_WHAT IS ASKED_
Output all lines exactly, with nothing added or dropped.

- - - - - - -

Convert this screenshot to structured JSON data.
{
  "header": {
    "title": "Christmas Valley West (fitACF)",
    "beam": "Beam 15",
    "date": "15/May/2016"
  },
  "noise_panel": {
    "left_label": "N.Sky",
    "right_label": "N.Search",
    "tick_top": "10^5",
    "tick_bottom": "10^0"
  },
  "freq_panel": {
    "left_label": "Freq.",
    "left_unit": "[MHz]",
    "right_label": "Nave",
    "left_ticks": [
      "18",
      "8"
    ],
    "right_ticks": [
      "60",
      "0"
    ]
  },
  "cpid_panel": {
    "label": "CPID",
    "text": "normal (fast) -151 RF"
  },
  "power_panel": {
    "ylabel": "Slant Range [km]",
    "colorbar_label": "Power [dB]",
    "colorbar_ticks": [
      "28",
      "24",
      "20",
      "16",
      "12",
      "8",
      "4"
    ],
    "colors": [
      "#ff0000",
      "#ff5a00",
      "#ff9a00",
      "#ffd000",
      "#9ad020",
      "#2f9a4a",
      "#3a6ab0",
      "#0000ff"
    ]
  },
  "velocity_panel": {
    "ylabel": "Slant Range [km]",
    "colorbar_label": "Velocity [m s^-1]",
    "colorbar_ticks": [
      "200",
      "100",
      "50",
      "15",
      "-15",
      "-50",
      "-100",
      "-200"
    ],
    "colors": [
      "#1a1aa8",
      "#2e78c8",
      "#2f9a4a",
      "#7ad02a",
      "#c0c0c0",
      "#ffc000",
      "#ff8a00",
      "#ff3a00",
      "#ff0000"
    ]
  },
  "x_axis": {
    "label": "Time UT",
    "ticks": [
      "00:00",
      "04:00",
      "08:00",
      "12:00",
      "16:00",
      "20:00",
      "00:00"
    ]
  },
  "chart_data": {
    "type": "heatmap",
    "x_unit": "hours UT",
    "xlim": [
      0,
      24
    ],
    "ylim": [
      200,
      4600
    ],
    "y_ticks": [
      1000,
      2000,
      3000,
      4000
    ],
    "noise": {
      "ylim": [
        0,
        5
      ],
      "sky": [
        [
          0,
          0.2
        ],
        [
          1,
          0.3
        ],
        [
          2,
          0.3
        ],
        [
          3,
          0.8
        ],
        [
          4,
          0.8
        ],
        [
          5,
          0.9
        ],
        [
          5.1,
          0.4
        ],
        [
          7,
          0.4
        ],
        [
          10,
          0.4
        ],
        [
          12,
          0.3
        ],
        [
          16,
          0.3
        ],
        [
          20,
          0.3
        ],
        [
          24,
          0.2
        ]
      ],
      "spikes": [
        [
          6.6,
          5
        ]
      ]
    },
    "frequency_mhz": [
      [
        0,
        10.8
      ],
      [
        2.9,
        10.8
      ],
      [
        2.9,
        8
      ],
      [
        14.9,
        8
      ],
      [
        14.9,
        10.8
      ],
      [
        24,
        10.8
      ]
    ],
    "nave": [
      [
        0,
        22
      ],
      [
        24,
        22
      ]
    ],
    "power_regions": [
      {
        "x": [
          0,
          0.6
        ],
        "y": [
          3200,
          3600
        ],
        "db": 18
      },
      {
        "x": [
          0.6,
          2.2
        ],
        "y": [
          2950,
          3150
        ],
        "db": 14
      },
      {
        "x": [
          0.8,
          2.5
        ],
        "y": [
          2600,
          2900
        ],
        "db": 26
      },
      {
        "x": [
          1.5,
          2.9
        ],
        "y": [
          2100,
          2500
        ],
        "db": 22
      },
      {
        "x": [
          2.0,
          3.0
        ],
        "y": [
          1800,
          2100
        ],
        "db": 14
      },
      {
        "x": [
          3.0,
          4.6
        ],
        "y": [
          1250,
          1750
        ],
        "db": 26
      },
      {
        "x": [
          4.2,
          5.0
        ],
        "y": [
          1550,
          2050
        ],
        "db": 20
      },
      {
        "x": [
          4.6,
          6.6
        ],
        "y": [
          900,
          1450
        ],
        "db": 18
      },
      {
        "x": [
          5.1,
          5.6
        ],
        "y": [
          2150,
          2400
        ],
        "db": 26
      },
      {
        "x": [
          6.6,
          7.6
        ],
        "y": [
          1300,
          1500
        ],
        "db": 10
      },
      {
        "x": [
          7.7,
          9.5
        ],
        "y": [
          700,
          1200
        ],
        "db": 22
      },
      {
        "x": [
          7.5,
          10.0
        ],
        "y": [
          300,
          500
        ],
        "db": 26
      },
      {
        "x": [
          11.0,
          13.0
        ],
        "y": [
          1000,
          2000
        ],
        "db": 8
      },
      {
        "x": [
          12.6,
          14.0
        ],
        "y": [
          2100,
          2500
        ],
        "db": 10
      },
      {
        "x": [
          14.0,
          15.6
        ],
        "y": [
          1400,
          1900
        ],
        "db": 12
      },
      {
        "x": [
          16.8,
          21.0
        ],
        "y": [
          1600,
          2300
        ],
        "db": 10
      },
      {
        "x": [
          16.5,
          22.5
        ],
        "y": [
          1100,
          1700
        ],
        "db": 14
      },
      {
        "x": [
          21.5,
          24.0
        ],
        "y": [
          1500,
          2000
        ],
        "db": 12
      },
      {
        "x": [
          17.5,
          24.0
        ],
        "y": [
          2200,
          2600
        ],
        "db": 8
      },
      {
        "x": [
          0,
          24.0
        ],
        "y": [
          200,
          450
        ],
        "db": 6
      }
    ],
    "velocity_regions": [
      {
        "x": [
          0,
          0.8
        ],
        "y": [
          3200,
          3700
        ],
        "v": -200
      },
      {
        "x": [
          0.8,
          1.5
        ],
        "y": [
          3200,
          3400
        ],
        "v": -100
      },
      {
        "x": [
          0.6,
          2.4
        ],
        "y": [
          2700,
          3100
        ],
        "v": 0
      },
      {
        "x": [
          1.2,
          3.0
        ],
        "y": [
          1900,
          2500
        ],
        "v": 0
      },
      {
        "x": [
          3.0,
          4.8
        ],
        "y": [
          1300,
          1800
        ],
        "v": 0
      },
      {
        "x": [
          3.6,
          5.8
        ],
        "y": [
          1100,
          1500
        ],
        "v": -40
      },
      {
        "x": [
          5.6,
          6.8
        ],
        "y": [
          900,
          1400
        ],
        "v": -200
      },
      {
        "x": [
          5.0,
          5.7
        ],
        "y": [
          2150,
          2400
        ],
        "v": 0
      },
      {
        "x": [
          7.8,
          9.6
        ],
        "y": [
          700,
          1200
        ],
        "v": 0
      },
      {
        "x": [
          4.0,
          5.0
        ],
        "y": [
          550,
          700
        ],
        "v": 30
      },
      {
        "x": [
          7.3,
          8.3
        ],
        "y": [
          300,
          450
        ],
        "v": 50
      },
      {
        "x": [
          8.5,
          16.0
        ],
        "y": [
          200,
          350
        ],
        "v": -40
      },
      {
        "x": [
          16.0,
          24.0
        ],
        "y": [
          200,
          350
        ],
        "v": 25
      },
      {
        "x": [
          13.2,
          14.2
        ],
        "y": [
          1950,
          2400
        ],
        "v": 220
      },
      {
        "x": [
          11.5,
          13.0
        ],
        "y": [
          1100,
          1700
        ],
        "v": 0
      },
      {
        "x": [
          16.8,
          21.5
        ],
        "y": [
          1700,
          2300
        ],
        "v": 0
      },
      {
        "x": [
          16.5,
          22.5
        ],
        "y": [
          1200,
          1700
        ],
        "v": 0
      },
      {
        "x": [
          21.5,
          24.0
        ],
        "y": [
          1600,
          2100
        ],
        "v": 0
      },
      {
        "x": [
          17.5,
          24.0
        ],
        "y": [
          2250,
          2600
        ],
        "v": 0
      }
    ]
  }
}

- - - - - - -

_SOLUTION TO THIS EXERCISE_
Convert this screenshot to structured JSON data.
{
  "header": {
    "title": "Christmas Valley West (fitACF)",
    "beam": "Beam 15",
    "date": "15/May/2016"
  },
  "noise_panel": {
    "left_label": "N.Sky",
    "right_label": "N.Search",
    "tick_top": "10^5",
    "tick_bottom": "10^0"
  },
  "freq_panel": {
    "left_label": "Freq.",
    "left_unit": "[MHz]",
    "right_label": "Nave",
    "left_ticks": [
      "18",
      "8"
    ],
    "right_ticks": [
      "60",
      "0"
    ]
  },
  "cpid_panel": {
    "label": "CPID",
    "text": "normal (fast) -151 RF"
  },
  "power_panel": {
    "ylabel": "Slant Range [km]",
    "colorbar_label": "Power [dB]",
    "colorbar_ticks": [
      "28",
      "24",
      "20",
      "16",
      "12",
      "8",
      "4"
    ],
    "colors": [
      "#ff0000",
      "#ff5a00",
      "#ff9a00",
      "#ffd000",
      "#9ad020",
      "#2f9a4a",
      "#3a6ab0",
      "#0000ff"
    ]
  },
  "velocity_panel": {
    "ylabel": "Slant Range [km]",
    "colorbar_label": "Velocity [m s^-1]",
    "colorbar_ticks": [
      "200",
      "100",
      "50",
      "15",
      "-15",
      "-50",
      "-100",
      "-200"
    ],
    "colors": [
      "#1a1aa8",
      "#2e78c8",
      "#2f9a4a",
      "#7ad02a",
      "#c0c0c0",
      "#ffc000",
      "#ff8a00",
      "#ff3a00",
      "#ff0000"
    ]
  },
  "x_axis": {
    "label": "Time UT",
    "ticks": [
      "00:00",
      "04:00",
      "08:00",
      "12:00",
      "16:00",
      "20:00",
      "00:00"
    ]
  },
  "chart_data": {
    "type": "heatmap",
    "x_unit": "hours UT",
    "xlim": [
      0,
      24
    ],
    "ylim": [
      200,
      4600
    ],
    "y_ticks": [
      1000,
      2000,
      3000,
      4000
    ],
    "noise": {
      "ylim": [
        0,
        5
      ],
      "sky": [
        [
          0,
          0.2
        ],
        [
          1,
          0.3
        ],
        [
          2,
          0.3
        ],
        [
          3,
          0.8
        ],
        [
          4,
          0.8
        ],
        [
          5,
          0.9
        ],
        [
          5.1,
          0.4
        ],
        [
          7,
          0.4
        ],
        [
          10,
          0.4
        ],
        [
          12,
          0.3
        ],
        [
          16,
          0.3
        ],
        [
          20,
          0.3
        ],
        [
          24,
          0.2
        ]
      ],
      "spikes": [
        [
          6.6,
          5
        ]
      ]
    },
    "frequency_mhz": [
      [
        0,
        10.8
      ],
      [
        2.9,
        10.8
      ],
      [
        2.9,
        8
      ],
      [
        14.9,
        8
      ],
      [
        14.9,
        10.8
      ],
      [
        24,
        10.8
      ]
    ],
    "nave": [
      [
        0,
        22
      ],
      [
        24,
        22
      ]
    ],
    "power_regions": [
      {
        "x": [
          0,
          0.6
        ],
        "y": [
          3200,
          3600
        ],
        "db": 18
      },
      {
        "x": [
          0.6,
          2.2
        ],
        "y": [
          2950,
          3150
        ],
        "db": 14
      },
      {
        "x": [
          0.8,
          2.5
        ],
        "y": [
          2600,
          2900
        ],
        "db": 26
      },
      {
        "x": [
          1.5,
          2.9
        ],
        "y": [
          2100,
          2500
        ],
        "db": 22
      },
      {
        "x": [
          2.0,
          3.0
        ],
        "y": [
          1800,
          2100
        ],
        "db": 14
      },
      {
        "x": [
          3.0,
          4.6
        ],
        "y": [
          1250,
          1750
        ],
        "db": 26
      },
      {
        "x": [
          4.2,
          5.0
        ],
        "y": [
          1550,
          2050
        ],
        "db": 20
      },
      {
        "x": [
          4.6,
          6.6
        ],
        "y": [
          900,
          1450
        ],
        "db": 18
      },
      {
        "x": [
          5.1,
          5.6
        ],
        "y": [
          2150,
          2400
        ],
        "db": 26
      },
      {
        "x": [
          6.6,
          7.6
        ],
        "y": [
          1300,
          1500
        ],
        "db": 10
      },
      {
        "x": [
          7.7,
          9.5
        ],
        "y": [
          700,
          1200
        ],
        "db": 22
      },
      {
        "x": [
          7.5,
          10.0
        ],
        "y": [
          300,
          500
        ],
        "db": 26
      },
      {
        "x": [
          11.0,
          13.0
        ],
        "y": [
          1000,
          2000
        ],
        "db": 8
      },
      {
        "x": [
          12.6,
          14.0
        ],
        "y": [
          2100,
          2500
        ],
        "db": 10
      },
      {
        "x": [
          14.0,
          15.6
        ],
        "y": [
          1400,
          1900
        ],
        "db": 12
      },
      {
        "x": [
          16.8,
          21.0
        ],
        "y": [
          1600,
          2300
        ],
        "db": 10
      },
      {
        "x": [
          16.5,
          22.5
        ],
        "y": [
          1100,
          1700
        ],
        "db": 14
      },
      {
        "x": [
          21.5,
          24.0
        ],
        "y": [
          1500,
          2000
        ],
        "db": 12
      },
      {
        "x": [
          17.5,
          24.0
        ],
        "y": [
          2200,
          2600
        ],
        "db": 8
      },
      {
        "x": [
          0,
          24.0
        ],
        "y": [
          200,
          450
        ],
        "db": 6
      }
    ],
    "velocity_regions": [
      {
        "x": [
          0,
          0.8
        ],
        "y": [
          3200,
          3700
        ],
        "v": -200
      },
      {
        "x": [
          0.8,
          1.5
        ],
        "y": [
          3200,
          3400
        ],
        "v": -100
      },
      {
        "x": [
          0.6,
          2.4
        ],
        "y": [
          2700,
          3100
        ],
        "v": 0
      },
      {
        "x": [
          1.2,
          3.0
        ],
        "y": [
          1900,
          2500
        ],
        "v": 0
      },
      {
        "x": [
          3.0,
          4.8
        ],
        "y": [
          1300,
          1800
        ],
        "v": 0
      },
      {
        "x": [
          3.6,
          5.8
        ],
        "y": [
          1100,
          1500
        ],
        "v": -40
      },
      {
        "x": [
          5.6,
          6.8
        ],
        "y": [
          900,
          1400
        ],
        "v": -200
      },
      {
        "x": [
          5.0,
          5.7
        ],
        "y": [
          2150,
          2400
        ],
        "v": 0
      },
      {
        "x": [
          7.8,
          9.6
        ],
        "y": [
          700,
          1200
        ],
        "v": 0
      },
      {
        "x": [
          4.0,
          5.0
        ],
        "y": [
          550,
          700
        ],
        "v": 30
      },
      {
        "x": [
          7.3,
          8.3
        ],
        "y": [
          300,
          450
        ],
        "v": 50
      },
      {
        "x": [
          8.5,
          16.0
        ],
        "y": [
          200,
          350
        ],
        "v": -40
      },
      {
        "x": [
          16.0,
          24.0
        ],
        "y": [
          200,
          350
        ],
        "v": 25
      },
      {
        "x": [
          13.2,
          14.2
        ],
        "y": [
          1950,
          2400
        ],
        "v": 220
      },
      {
        "x": [
          11.5,
          13.0
        ],
        "y": [
          1100,
          1700
        ],
        "v": 0
      },
      {
        "x": [
          16.8,
          21.5
        ],
        "y": [
          1700,
          2300
        ],
        "v": 0
      },
      {
        "x": [
          16.5,
          22.5
        ],
        "y": [
          1200,
          1700
        ],
        "v": 0
      },
      {
        "x": [
          21.5,
          24.0
        ],
        "y": [
          1600,
          2100
        ],
        "v": 0
      },
      {
        "x": [
          17.5,
          24.0
        ],
        "y": [
          2250,
          2600
        ],
        "v": 0
      }
    ]
  }
}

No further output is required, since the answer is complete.